AANGELEVERDE PASSAGE:
□ □ □ □ □ □ □

De Hoge Raad overweegt dat op grond van artikel 9 lid 2 eerste volzin WVW 1994 het, kort gezegd, degene die weet of redelijkerwijs moet weten dat een op zijn naam gesteld rijbewijs ongeldig is verklaard, terwijl aan hem daarna geen ander rijbewijs is afgegeven, verboden is op de weg een motorrijtuig te besturen. Op grond van artikel 176 lid 4 WVW 1994 en artikel 178 lid 1 WVW 1994 is handelen in strijd met dit voorschrift een misdrijf dat kan worden bestraft met een gevangenisstraf van ten hoogste drie maanden of een geldboete van de derde categorie.

Om tot een bewezenverklaring van een op artikel 9 lid 2 eerste volzin WVW 1994 toegesneden tenlastelegging te kunnen komen, zal uit de bewijsvoering allereerst moeten blijken dat het rijbewijs van de verdachte ongeldig is verklaard, het desbetreffende besluit is bekendgemaakt aan de verdachte en van kracht was doordat zeven dagen zijn verlopen na die bekendmaking (vgl. art. 3:40 en 3:41 Awb resp. art. 124 lid 3 WVW 1994 en art. 132 lid 4 WVW 1994). Dat aan dit vereiste is voldaan kan bijvoorbeeld blijken uit een mededeling van het CBR aan de houder van het rijbewijs, waarin het besluit is weergegeven, alsmede een aantekening waaruit blijkt dat, wanneer en op welke wijze verzending van die mededeling aan de houder van het rijbewijs heeft plaatsgevonden. Opmerking verdient dat een tegen dat besluit door of namens de verdachte ingesteld administratief bezwaar of beroep niet leidt tot schorsing van het besluit tot ongeldigverklaring. Wel kan een geslaagd bezwaar of beroep meebrengen dat achteraf bezien de ongeldigverklaring nooit heeft gegolden.

In de tweede plaats moet uit de bewijsvoering blijken dat na de ongeldigverklaring van het rijbewijs aan de verdachte geen ander rijbewijs is afgegeven. Dat kan bijvoorbeeld gebeuren aan de hand van gegevens uit het rijbewijsregister, waaruit blijkt dat geen geldig rijbewijs van kracht was tijdens het besturen door de verdachte.

□ □ □ □ □ □ □

OPDRACHT EN EISEN: Schrijf uit de passage over het ongeldig verklaarde rijbewijs letterlijk het stuk over van "In de tweede" tot en met "door de verdachte.". De gegevens spelen hierbij geen enkele rol.

□ □ □ □ □ □ □

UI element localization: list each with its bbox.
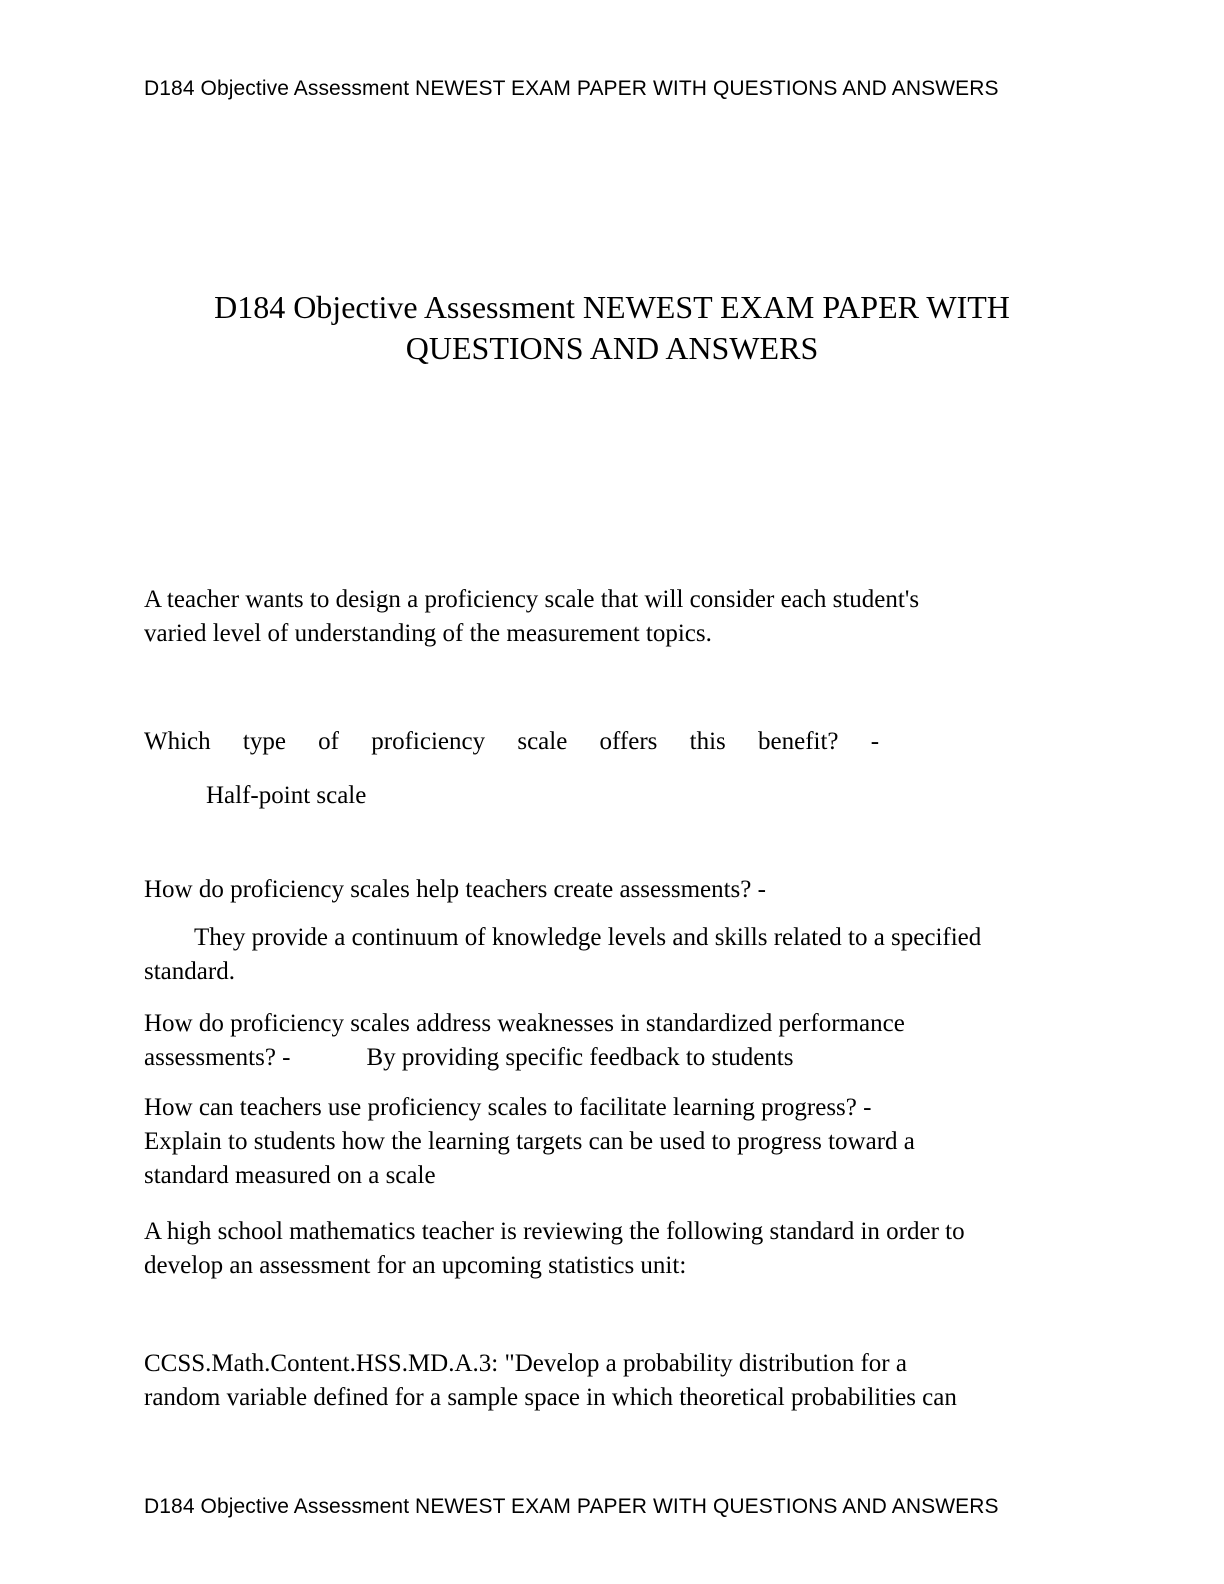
paragraph-qa4: [144, 1091, 1104, 1193]
paragraph-scenario: [144, 1215, 1104, 1283]
paragraph-qa2-question: [144, 873, 1104, 907]
paragraph-qa3: [144, 1007, 1104, 1075]
qa3-question-tail: assessments? -: [144, 1044, 291, 1071]
scenario-line-1: A high school mathematics teacher is reviewing the following standard in order to: [144, 1218, 965, 1245]
page-header: D184 Objective Assessment NEWEST EXAM PAPER WITH QUESTIONS AND ANSWERS: [144, 77, 999, 100]
qa3-answer: By providing specific feedback to students: [366, 1044, 794, 1071]
standard-line-1: CCSS.Math.Content.HSS.MD.A.3: "Develop a probability distribution for a: [144, 1350, 907, 1377]
scenario-line-2: develop an assessment for an upcoming statistics unit:: [144, 1252, 687, 1279]
title-line-1: D184 Objective Assessment NEWEST EXAM PAPER WITH: [214, 289, 1010, 325]
title-line-2: QUESTIONS AND ANSWERS: [405, 330, 819, 366]
paragraph-intro: [144, 583, 1104, 651]
qa4-answer-line-1: Explain to students how the learning targets can be used to progress toward a: [144, 1128, 915, 1155]
paragraph-qa2-answer: [144, 921, 1104, 989]
paragraph-standard: [144, 1347, 1104, 1415]
qa2-answer-line-2: standard.: [144, 958, 235, 985]
qa2-question: How do proficiency scales help teachers create assessments? -: [144, 876, 766, 903]
qa3-question-line-2: [144, 1041, 1104, 1075]
qa1-question: Which type of proficiency scale offers this benefit? -: [144, 728, 880, 755]
standard-line-2: random variable defined for a sample space in which theoretical probabilities can: [144, 1384, 957, 1411]
qa1-answer: Half-point scale: [206, 782, 367, 809]
qa2-answer-line-1: They provide a continuum of knowledge levels and skills related to a specified: [194, 924, 982, 951]
qa3-question-line-1: How do proficiency scales address weaknesses in standardized performance: [144, 1010, 905, 1037]
document-title: [0, 287, 1224, 369]
qa4-question: How can teachers use proficiency scales to facilitate learning progress? -: [144, 1094, 872, 1121]
page-footer: D184 Objective Assessment NEWEST EXAM PAPER WITH QUESTIONS AND ANSWERS: [144, 1495, 999, 1518]
intro-line-2: varied level of understanding of the measurement topics.: [144, 620, 712, 647]
intro-line-1: A teacher wants to design a proficiency scale that will consider each student's: [144, 586, 920, 613]
paragraph-qa1: [144, 725, 1104, 813]
qa4-answer-line-2: standard measured on a scale: [144, 1162, 436, 1189]
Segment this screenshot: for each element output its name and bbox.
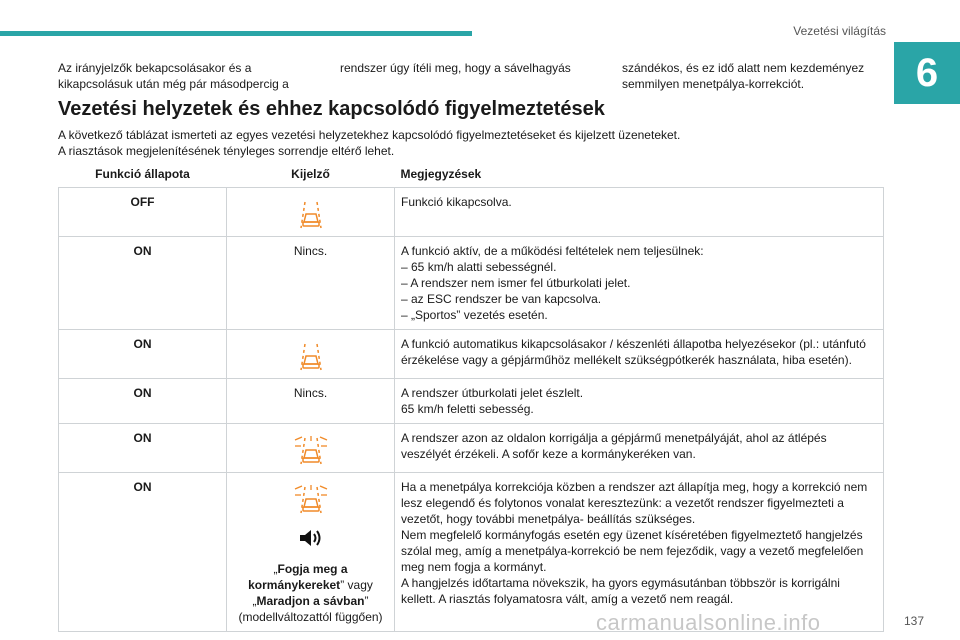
display-text: Nincs. — [293, 244, 328, 258]
lane-keep-active-icon — [233, 485, 388, 515]
remark-line: A rendszer útburkolati jelet észlelt. — [401, 386, 584, 400]
header-display: Kijelző — [227, 163, 395, 188]
remarks-cell — [395, 473, 884, 632]
display-text: Nincs. — [293, 386, 328, 400]
page-number: 137 — [903, 614, 924, 628]
warnings-table — [58, 163, 884, 632]
display-cell — [227, 473, 395, 632]
caption-message-1: Fogja meg a kormánykereket — [248, 562, 348, 592]
remark-line: A funkció aktív, de a működési feltételek nem teljesülnek: — [401, 244, 704, 258]
table-row — [59, 424, 884, 473]
display-cell — [227, 424, 395, 473]
remark-line: A hangjelzés időtartama növekszik, ha gyors egymásutánban többször is korrigálni kellett. A riasztás folyamatosra vált, amíg a vezető nem reagál. — [401, 576, 840, 606]
table-row — [59, 379, 884, 424]
display-message-caption — [233, 561, 388, 625]
lead-line-1: A következő táblázat ismerteti az egyes vezetési helyzetekhez kapcsolódó figyelmeztetéseket és kijelzett üzeneteket. — [58, 128, 681, 142]
watermark: carmanualsonline.info — [596, 610, 821, 635]
state-cell: OFF — [59, 188, 227, 237]
header-state: Funkció állapota — [59, 163, 227, 188]
lane-keep-standby-icon — [233, 342, 388, 372]
header-remarks: Megjegyzések — [395, 163, 884, 188]
intro-col-2: rendszer úgy ítéli meg, hogy a sávelhagyás — [340, 61, 571, 75]
lane-keep-active-icon — [233, 436, 388, 466]
chapter-badge: 6 — [894, 42, 960, 104]
remark-line: Ha a menetpálya korrekciója közben a rendszer azt állapítja meg, hogy a korrekció nem lesz elegendő és folytonos vonalat keresztezünk: a vezetőt rendszer figyelmezteti a vezetőt, hogy további menetpálya- beállítás szükséges. — [401, 480, 868, 526]
display-cell — [227, 188, 395, 237]
remarks-cell — [395, 330, 884, 379]
state-cell: ON — [59, 237, 227, 330]
intro-col-1: Az irányjelzők bekapcsolásakor és a kikapcsolásuk után még pár másodpercig a — [58, 61, 289, 91]
section-title: Vezetési világítás — [793, 24, 886, 38]
table-header-row — [59, 163, 884, 188]
remarks-cell — [395, 379, 884, 424]
remark-line: A rendszer azon az oldalon korrigálja a gépjármű menetpályáját, ahol az átlépés veszélyét érzékeli. A sofőr keze a kormánykeréken van. — [401, 431, 827, 461]
remark-line: 65 km/h feletti sebesség. — [401, 402, 534, 416]
table-body — [59, 188, 884, 632]
table-row — [59, 237, 884, 330]
lead-text — [58, 127, 878, 159]
table-row — [59, 330, 884, 379]
caption-quote-open: „ — [273, 562, 278, 576]
state-cell: ON — [59, 330, 227, 379]
caption-note: (modellváltozattól függően) — [238, 610, 383, 624]
table-row — [59, 188, 884, 237]
remark-line: – 65 km/h alatti sebességnél. — [401, 260, 557, 274]
state-cell: ON — [59, 379, 227, 424]
display-cell — [227, 237, 395, 330]
state-cell: ON — [59, 424, 227, 473]
caption-quote-close: ” — [364, 594, 369, 608]
remarks-cell — [395, 188, 884, 237]
remarks-cell — [395, 237, 884, 330]
state-cell: ON — [59, 473, 227, 632]
remark-line: Funkció kikapcsolva. — [401, 195, 512, 209]
remarks-cell — [395, 424, 884, 473]
page-heading: Vezetési helyzetek és ehhez kapcsolódó figyelmeztetések — [58, 98, 605, 120]
top-accent-bar — [0, 31, 472, 36]
caption-joiner: ” vagy „ — [252, 578, 373, 608]
lane-keep-off-icon — [233, 200, 388, 230]
remark-line: Nem megfelelő kormányfogás esetén egy üzenet kíséretében figyelmeztető hangjelzés szólal meg, amíg a menetpálya-korrekció be nem fejeződik, vagy a vezető megfelelően meg nem fogja a kormányt. — [401, 528, 864, 574]
display-cell — [227, 379, 395, 424]
display-cell — [227, 330, 395, 379]
speaker-icon — [233, 527, 388, 549]
lead-line-2: A riasztások megjelenítésének tényleges sorrendje eltérő lehet. — [58, 144, 395, 158]
remark-line: – A rendszer nem ismer fel útburkolati jelet. — [401, 276, 631, 290]
remark-line: A funkció automatikus kikapcsolásakor / készenléti állapotba helyezésekor (pl.: utánfutó érzékelése vagy a gépjárműhöz mellékelt szükségpótkerék használata, hiba esetén). — [401, 337, 866, 367]
caption-message-2: Maradjon a sávban — [256, 594, 365, 608]
table-row — [59, 473, 884, 632]
intro-col-3: szándékos, és ez idő alatt nem kezdeményez semmilyen menetpálya-korrekciót. — [622, 61, 865, 91]
remark-line: – az ESC rendszer be van kapcsolva. — [401, 292, 602, 306]
remark-line: – „Sportos” vezetés esetén. — [401, 308, 548, 322]
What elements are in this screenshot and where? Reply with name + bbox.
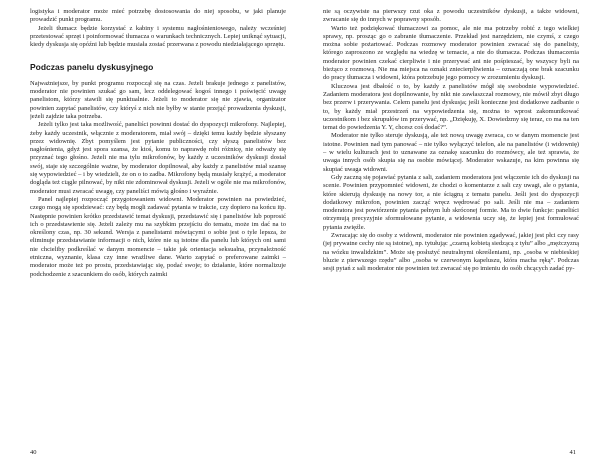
page-number-right: 41 [569,449,576,456]
paragraph: nie są oczywiste na pierwszy rzut oka z powodu uczestników dyskusji, a także widowni, zwracanie się do innych w poprawny sposób. [323,8,579,24]
paragraph: logistyka i moderator może mieć potrzebę dostosowania do niej sposobu, w jaki planuje prowadzić punkt programu. [30,8,286,24]
paragraph: Panel najlepiej rozpocząć przygotowaniem widowni. Moderator powinien na powiedzieć, czego mogą się spodziewać: czy będą mogli zadawać pytania w trakcie, czy dopiero na końcu itp. Następnie powinien krótko przedstawić temat dyskusji, przedstawić się i panelistów lub poprosić ich o przedstawienie się. Jeżeli zależy mu na szybkim przejściu do tematu, może im dać na to określony czas, np. 30 sekund. Wersja z panelistami mówiącymi o sobie jest o tyle lepsza, że eliminuje przedstawianie informacji o nich, które nie są istotne dla panelu lub których oni sami nie chcieliby podkreślać w danym momencie – takie jak orientacja seksualna, przynależność etniczna, wyznanie, klasa czy inne wrażliwe dane. Warto zapytać o preferowane zaimki – moderator może też po prostu, przedstawiając się, podać swoje; to działanie, które normalizuje podchodzenie z szacunkiem do osób, których zaimki [30,195,286,278]
paragraph: Warto też podziękować tłumaczowi za pomoc, ale nie ma potrzeby robić z tego wielkiej sprawy, np. prosząc go o zabranie tłumaczenie. Przekład jest narzędziem, nie czymś, z czego można sobie pożartować. Podczas rozmowy moderator powinien zwracać się do panelisty, którego zaproszono ze względu na wiedzę w temacie, a nie do tłumacza. Podczas tłumaczenia moderator powinien czekać cierpliwie i nie przerywać ani nie pośpieszać, by wszyscy byli na bieżąco z rozmową. Nie ma miejsca na oznaki zniecierpliwienia – oznaczają one brak szacunku do pracy tłumacza i widowni, która potrzebuje jego pomocy w zrozumieniu dyskusji. [323,24,579,82]
page-number-left: 40 [30,449,37,456]
right-column [323,8,579,274]
paragraph: Gdy zaczną się pojawiać pytania z sali, zadaniem moderatora jest włączenie ich do dyskusji na scenie. Powinien przypomnieć widowni, że chodzi o komentarze z sali czy uwagi, ale o pytania, które skierują dyskusję na nowy tor, a nie ściągną z tematu panelu. Jeśli jest do dyspozycji dodatkowy mikrofon, powinien zacząć wręcz wędrować po sali. Jeśli nie ma – zadaniem moderatora jest powtórzenie pytania pełnym lub skróconej formie. Ma to dwie funkcje: paneliści otrzymują precyzyjnie sformułowane pytanie, a widownia uczy się, że lepiej jest formułować pytania zwięźle. [323,173,579,231]
paragraph: Kluczowa jest dbałość o to, by każdy z panelistów mógł się swobodnie wypowiedzieć. Zadaniem moderatora jest dopilnowanie, by nikt nie zawłaszczał rozmowy, nie mówił zbyt długo bez przerw i przerywania. Celem panelu jest dyskusja; jeśli konieczne jest dodatkowe zadbanie o to, by każdy miał przestrzeń na wypowiedzenia się, można to wprost zakomunikować uczestnikom i bez skrupułów im przerywać, np. „Dziękuję, X. Dowiedzmy się teraz, co ma na ten temat do powiedzenia Y. Y, chcesz coś dodać?”. [323,82,579,132]
left-page [30,8,286,458]
paragraph: Zwracając się do osoby z widowni, moderator nie powinien zgadywać, jakiej jest płci czy rasy (jej prywatne cechy nie są istotne), np. tytułując „czarną kobietą siedzącą z tyłu” albo „mężczyzną na wózku inwalidzkim”. Może się posłużyć neutralnymi określeniami, np. „osoba w niebieskiej bluzie z pierwszego rzędu” albo „osoba w czerwonym kapeluszu, która macha ręką”. Podczas sesji pytań z sali moderator nie powinien też zwracać się po imieniu do osób chcących zadać py- [323,232,579,273]
paragraph: Moderator nie tylko steruje dyskusją, ale też nową uwagę zwraca, co w danym momencie jest istotne. Powinien nad tym panować – nie tylko wyłączyć telefon, ale na panelistów (i widownię) – w wielu kulturach jest to uznawane za oznakę szacunku do rozmówcy, ale też sprawia, że uwaga innych osób skupia się na osobie mówiącej. Moderator wskazuje, na kim powinna się skupiać uwaga widowni. [323,132,579,173]
left-column [30,8,286,279]
section-heading: Podczas panelu dyskusyjnego [30,62,154,73]
paragraph: Jeżeli tylko jest taka możliwość, paneliści powinni dostać do dyspozycji mikrofony. Najlepiej, żeby każdy uczestnik, włącznie z moderatorem, miał swój – dzięki temu każdy będzie słyszany przez widownię. Zbyt pomyślem jest pytanie publiczności, czy słyszą panelistów bez nagłośnienia, gdyż jest spora szansa, że ktoś, komu to naprawdę robi różnicę, nie odważy się przyznać tego głośno. Jeżeli nie ma tylu mikrofonów, by każdy z uczestników dyskusji dostał swój, staje się szczególnie ważne, by moderator dopilnował, aby każdy z panelistów miał szansę się wypowiedzieć – i by wiedzieli, że on o to zadba. Mikrofony będą musiały krążyć, a moderator dogląda też ciągle pilnować, by nikt nie zdominował dyskusji. Jeżeli w ogóle nie ma mikrofonów, moderator musi zwracać uwagę, czy paneliści mówią głośno i wyraźnie. [30,121,286,195]
paragraph: Najważniejsze, by punkt programu rozpoczął się na czas. Jeżeli brakuje jednego z panelistów, moderator nie powinien szukać go sam, lecz oddelegować kogoś innego i poświęcić uwagę panelistom, którzy stawili się punktualnie. Jeżeli to moderator się nie zjawia, organizator powinien zapytać panelistów, czy któryś z nich nie byłby w stanie przejąć prowadzenia dyskusji, jeżeli zajdzie taka potrzeba. [30,79,286,120]
paragraph: Jeżeli tłumacz będzie korzystać z kabiny i systemu nagłośnieniowego, należy wcześniej przetestować sprzęt i poinformować tłumacza o warunkach technicznych. Lepiej uniknąć sytuacji, kiedy dyskusja się opóźni lub będzie musiała zostać przerwana z powodu niedziałającego sprzętu. [30,24,286,49]
right-page [323,8,579,458]
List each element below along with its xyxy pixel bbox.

□ □ □ □ □ □ □

EINDRESULTAAT:
In de tweede plaats moet uit de bewijsvoering blijken dat na de ongeldigverklaring van het rijbewijs aan de verdachte geen ander rijbewijs is afgegeven. Dat kan bijvoorbeeld gebeuren aan de hand van gegevens uit het rijbewijsregister, waaruit blijkt dat geen geldig rijbewijs van kracht was tijdens het besturen door de verdachte.